> What you are asked to do: Reproduce each of the lines word for word.

> The records:
________________________

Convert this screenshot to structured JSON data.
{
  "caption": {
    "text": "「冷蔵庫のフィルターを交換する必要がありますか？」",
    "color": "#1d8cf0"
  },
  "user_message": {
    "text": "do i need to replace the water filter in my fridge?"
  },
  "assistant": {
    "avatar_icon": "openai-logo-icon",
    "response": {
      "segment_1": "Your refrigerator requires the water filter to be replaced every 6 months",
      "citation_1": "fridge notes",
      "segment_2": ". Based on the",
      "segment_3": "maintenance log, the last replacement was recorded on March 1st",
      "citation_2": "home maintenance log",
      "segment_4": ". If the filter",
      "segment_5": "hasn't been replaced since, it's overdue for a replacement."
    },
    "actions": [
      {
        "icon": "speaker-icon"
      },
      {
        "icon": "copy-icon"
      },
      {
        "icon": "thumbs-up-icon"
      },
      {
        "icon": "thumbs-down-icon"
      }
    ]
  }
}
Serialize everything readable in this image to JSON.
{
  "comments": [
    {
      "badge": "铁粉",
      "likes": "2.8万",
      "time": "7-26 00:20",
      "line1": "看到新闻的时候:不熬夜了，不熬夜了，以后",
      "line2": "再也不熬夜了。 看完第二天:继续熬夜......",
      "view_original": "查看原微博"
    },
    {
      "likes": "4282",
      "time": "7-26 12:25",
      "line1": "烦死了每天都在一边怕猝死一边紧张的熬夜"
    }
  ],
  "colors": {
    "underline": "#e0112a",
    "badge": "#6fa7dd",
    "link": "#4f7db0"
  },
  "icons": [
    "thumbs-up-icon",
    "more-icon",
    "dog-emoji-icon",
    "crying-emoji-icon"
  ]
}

________________________

> Correct answer:
Convert this screenshot to structured JSON data.
{
  "caption": {
    "text": "「冷蔵庫のフィルターを交換する必要がありますか？」",
    "color": "#1d8cf0"
  },
  "user_message": {
    "text": "do i need to replace the water filter in my fridge?"
  },
  "assistant": {
    "avatar_icon": "openai-logo-icon",
    "response": {
      "segment_1": "Your refrigerator requires the water filter to be replaced every 6 months",
      "citation_1": "fridge notes",
      "segment_2": ". Based on the",
      "segment_3": "maintenance log, the last replacement was recorded on March 1st",
      "citation_2": "home maintenance log",
      "segment_4": ". If the filter",
      "segment_5": "hasn't been replaced since, it's overdue for a replacement."
    },
    "actions": [
      {
        "icon": "speaker-icon"
      },
      {
        "icon": "copy-icon"
      },
      {
        "icon": "thumbs-up-icon"
      },
      {
        "icon": "thumbs-down-icon"
      }
    ]
  }
}
Serialize everything readable in this image to JSON.
{
  "comments": [
    {
      "badge": "铁粉",
      "likes": "2.8万",
      "time": "7-26 00:20",
      "line1": "看到新闻的时候:不熬夜了，不熬夜了，以后",
      "line2": "再也不熬夜了。 看完第二天:继续熬夜......",
      "view_original": "查看原微博"
    },
    {
      "likes": "4282",
      "time": "7-26 12:25",
      "line1": "烦死了每天都在一边怕猝死一边紧张的熬夜"
    }
  ],
  "colors": {
    "underline": "#e0112a",
    "badge": "#6fa7dd",
    "link": "#4f7db0"
  },
  "icons": [
    "thumbs-up-icon",
    "more-icon",
    "dog-emoji-icon",
    "crying-emoji-icon"
  ]
}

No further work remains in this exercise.